● **Problem to work on**:
Skip the images and copy each record exactly as written.

Chart and figure data:
####
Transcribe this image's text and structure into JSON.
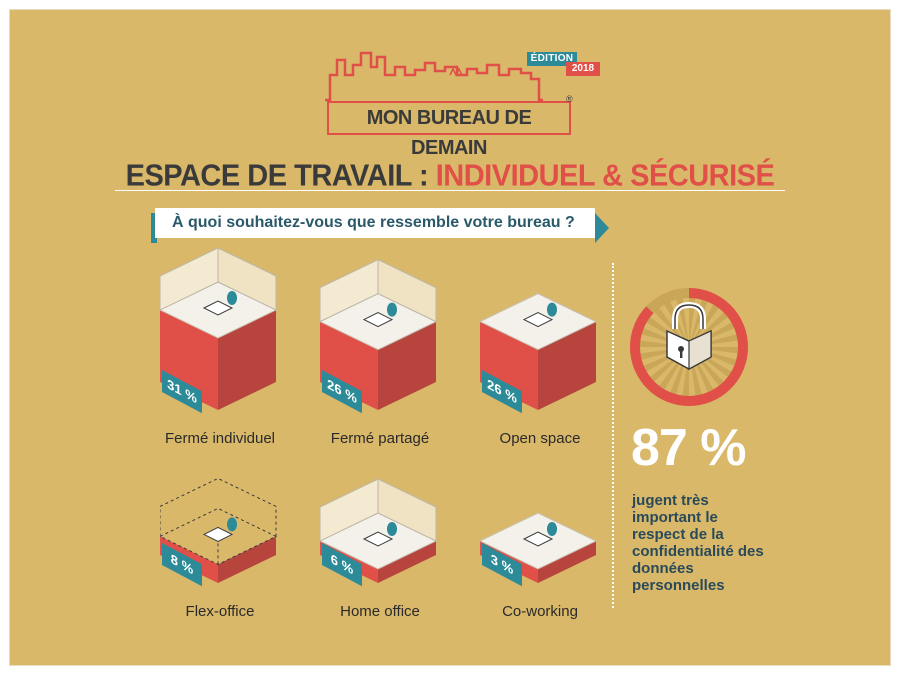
{
  "header": {
    "edition_label": "ÉDITION",
    "edition_year": "2018",
    "brand": "MON BUREAU DE DEMAIN",
    "registered_mark": "®"
  },
  "section": {
    "title_part1": "ESPACE DE TRAVAIL :",
    "title_part2": "INDIVIDUEL & SÉCURISÉ"
  },
  "question": "À quoi souhaitez-vous que ressemble votre bureau ?",
  "colors": {
    "background": "#d9b86a",
    "red": "#e05048",
    "teal": "#2d8a98"
  },
  "chart_data": {
    "type": "bar",
    "categories": [
      "Fermé individuel",
      "Fermé partagé",
      "Open space",
      "Flex-office",
      "Home office",
      "Co-working"
    ],
    "values": [
      31,
      26,
      26,
      8,
      6,
      3
    ],
    "value_labels": [
      "31 %",
      "26 %",
      "26 %",
      "8 %",
      "6 %",
      "3 %"
    ],
    "unit": "%"
  },
  "highlight": {
    "value": 87,
    "value_label": "87 %",
    "caption": "jugent très important le respect de la confidentialité des données personnelles",
    "icon": "padlock-icon"
  }
}
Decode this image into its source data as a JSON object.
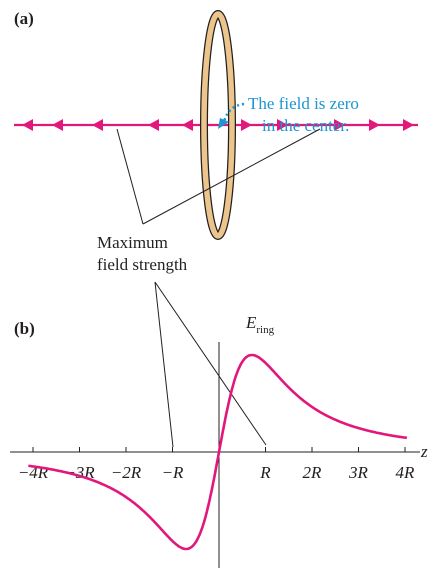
{
  "panel_a": {
    "label": "(a)",
    "annotation": [
      "The field is zero",
      "in the center."
    ],
    "callout": [
      "Maximum",
      "field strength"
    ]
  },
  "panel_b": {
    "label": "(b)",
    "axis_label": {
      "symbol": "E",
      "subscript": "ring"
    },
    "x_axis_symbol": "z",
    "tick_labels": [
      "−4R",
      "−3R",
      "−2R",
      "−R",
      "R",
      "2R",
      "3R",
      "4R"
    ]
  }
}
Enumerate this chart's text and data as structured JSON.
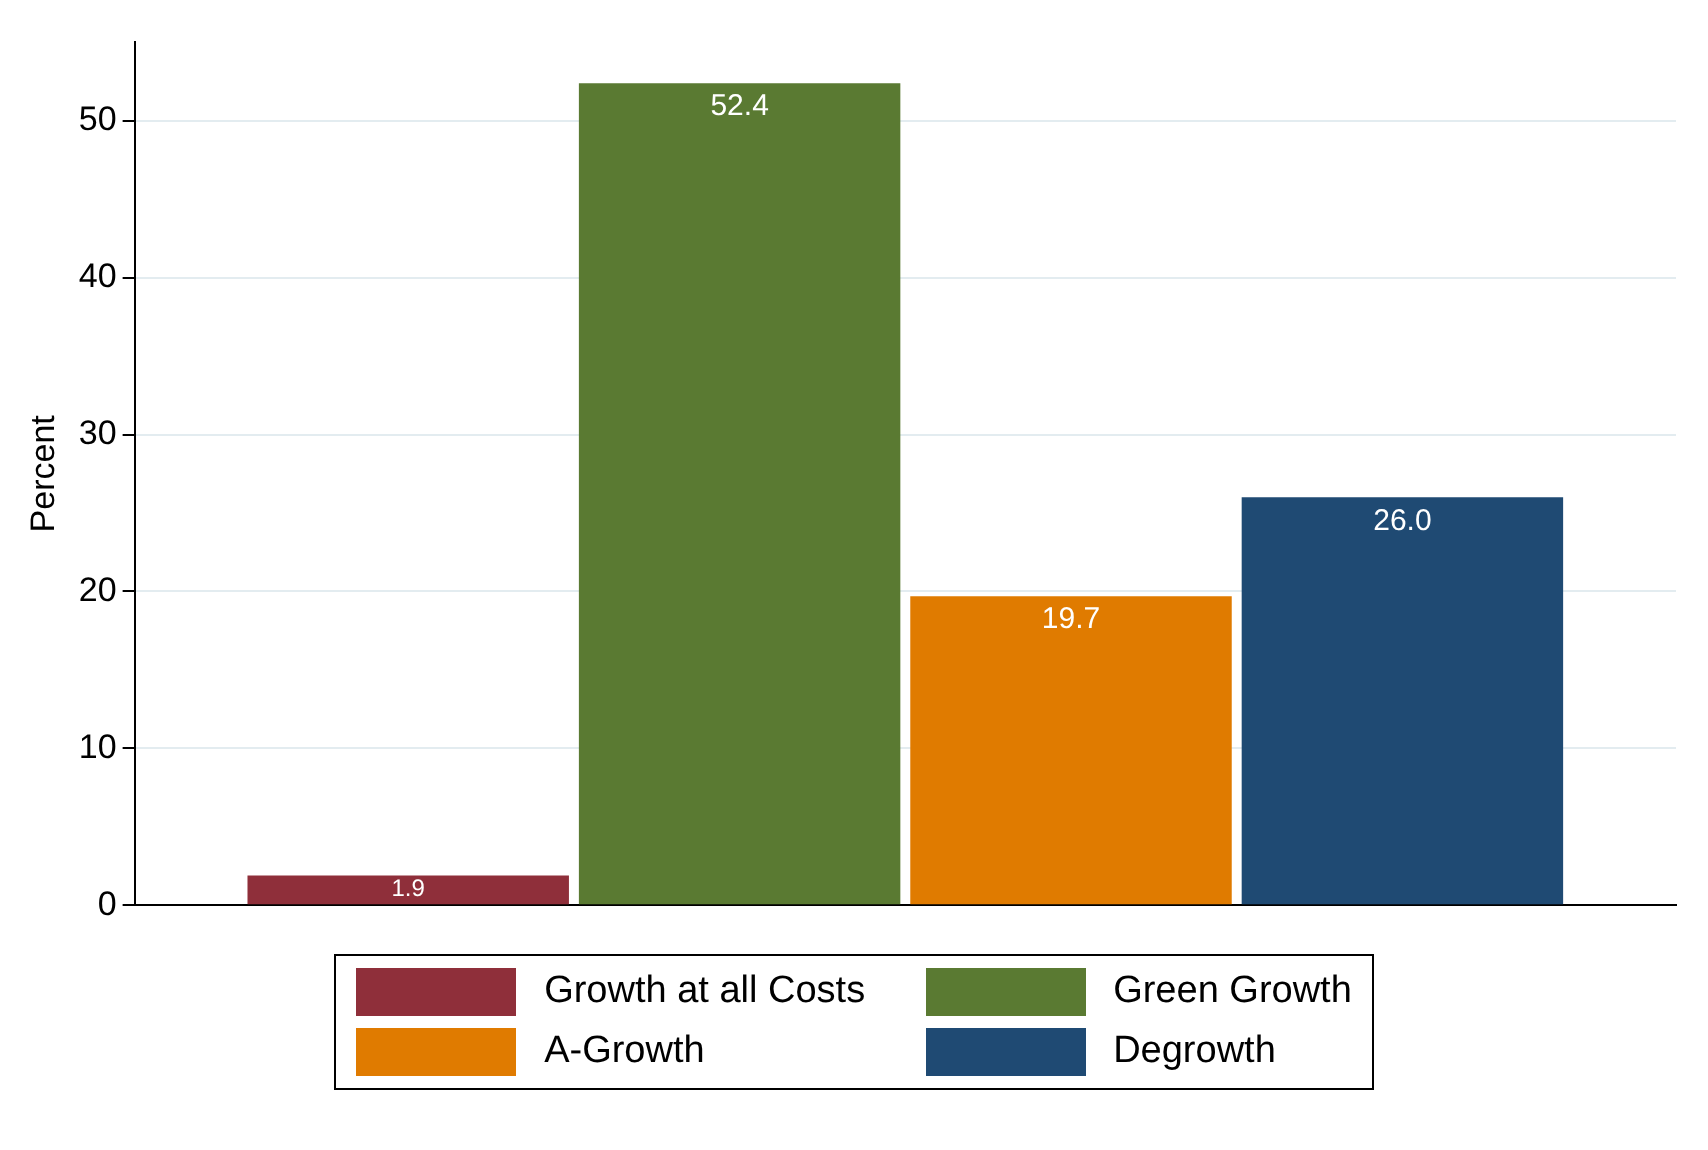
{
  "chart_data": {
    "type": "bar",
    "ylabel": "Percent",
    "categories": [
      null
    ],
    "series": [
      {
        "name": "Growth at all Costs",
        "color": "#8f2f3a",
        "values": [
          1.9
        ],
        "value_labels": [
          "1.9"
        ]
      },
      {
        "name": "Green Growth",
        "color": "#5a7a32",
        "values": [
          52.4
        ],
        "value_labels": [
          "52.4"
        ]
      },
      {
        "name": "A-Growth",
        "color": "#e07b00",
        "values": [
          19.7
        ],
        "value_labels": [
          "19.7"
        ]
      },
      {
        "name": "Degrowth",
        "color": "#1f4a73",
        "values": [
          26.0
        ],
        "value_labels": [
          "26.0"
        ]
      }
    ],
    "ylim": [
      0,
      55
    ],
    "yticks": [
      0,
      10,
      20,
      30,
      40,
      50
    ],
    "grid": "y",
    "legend": "bottom"
  }
}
####
● **Exercise output**:
Transcribe this image's text and structure into JSON.
{
  "header": {
    "edition_label": "ÉDITION",
    "edition_year": "2018",
    "brand": "MON BUREAU DE DEMAIN",
    "registered_mark": "®"
  },
  "section": {
    "title_part1": "ESPACE DE TRAVAIL :",
    "title_part2": "INDIVIDUEL & SÉCURISÉ"
  },
  "question": "À quoi souhaitez-vous que ressemble votre bureau ?",
  "colors": {
    "background": "#d9b86a",
    "red": "#e05048",
    "teal": "#2d8a98"
  },
  "chart_data": {
    "type": "bar",
    "categories": [
      "Fermé individuel",
      "Fermé partagé",
      "Open space",
      "Flex-office",
      "Home office",
      "Co-working"
    ],
    "values": [
      31,
      26,
      26,
      8,
      6,
      3
    ],
    "value_labels": [
      "31 %",
      "26 %",
      "26 %",
      "8 %",
      "6 %",
      "3 %"
    ],
    "unit": "%"
  },
  "highlight": {
    "value": 87,
    "value_label": "87 %",
    "caption": "jugent très important le respect de la confidentialité des données personnelles",
    "icon": "padlock-icon"
  }
}
Decode this image into its source data as a JSON object.
{
  "panel_a": {
    "label": "(a)",
    "annotation": [
      "The field is zero",
      "in the center."
    ],
    "callout": [
      "Maximum",
      "field strength"
    ]
  },
  "panel_b": {
    "label": "(b)",
    "axis_label": {
      "symbol": "E",
      "subscript": "ring"
    },
    "x_axis_symbol": "z",
    "tick_labels": [
      "−4R",
      "−3R",
      "−2R",
      "−R",
      "R",
      "2R",
      "3R",
      "4R"
    ]
  }
}
Enumerate this chart's text and data as structured JSON.
{
  "chart_data": {
    "type": "bar",
    "ylabel": "Percent",
    "categories": [
      null
    ],
    "series": [
      {
        "name": "Growth at all Costs",
        "color": "#8f2f3a",
        "values": [
          1.9
        ],
        "value_labels": [
          "1.9"
        ]
      },
      {
        "name": "Green Growth",
        "color": "#5a7a32",
        "values": [
          52.4
        ],
        "value_labels": [
          "52.4"
        ]
      },
      {
        "name": "A-Growth",
        "color": "#e07b00",
        "values": [
          19.7
        ],
        "value_labels": [
          "19.7"
        ]
      },
      {
        "name": "Degrowth",
        "color": "#1f4a73",
        "values": [
          26.0
        ],
        "value_labels": [
          "26.0"
        ]
      }
    ],
    "ylim": [
      0,
      55
    ],
    "yticks": [
      0,
      10,
      20,
      30,
      40,
      50
    ],
    "grid": "y",
    "legend": "bottom"
  }
}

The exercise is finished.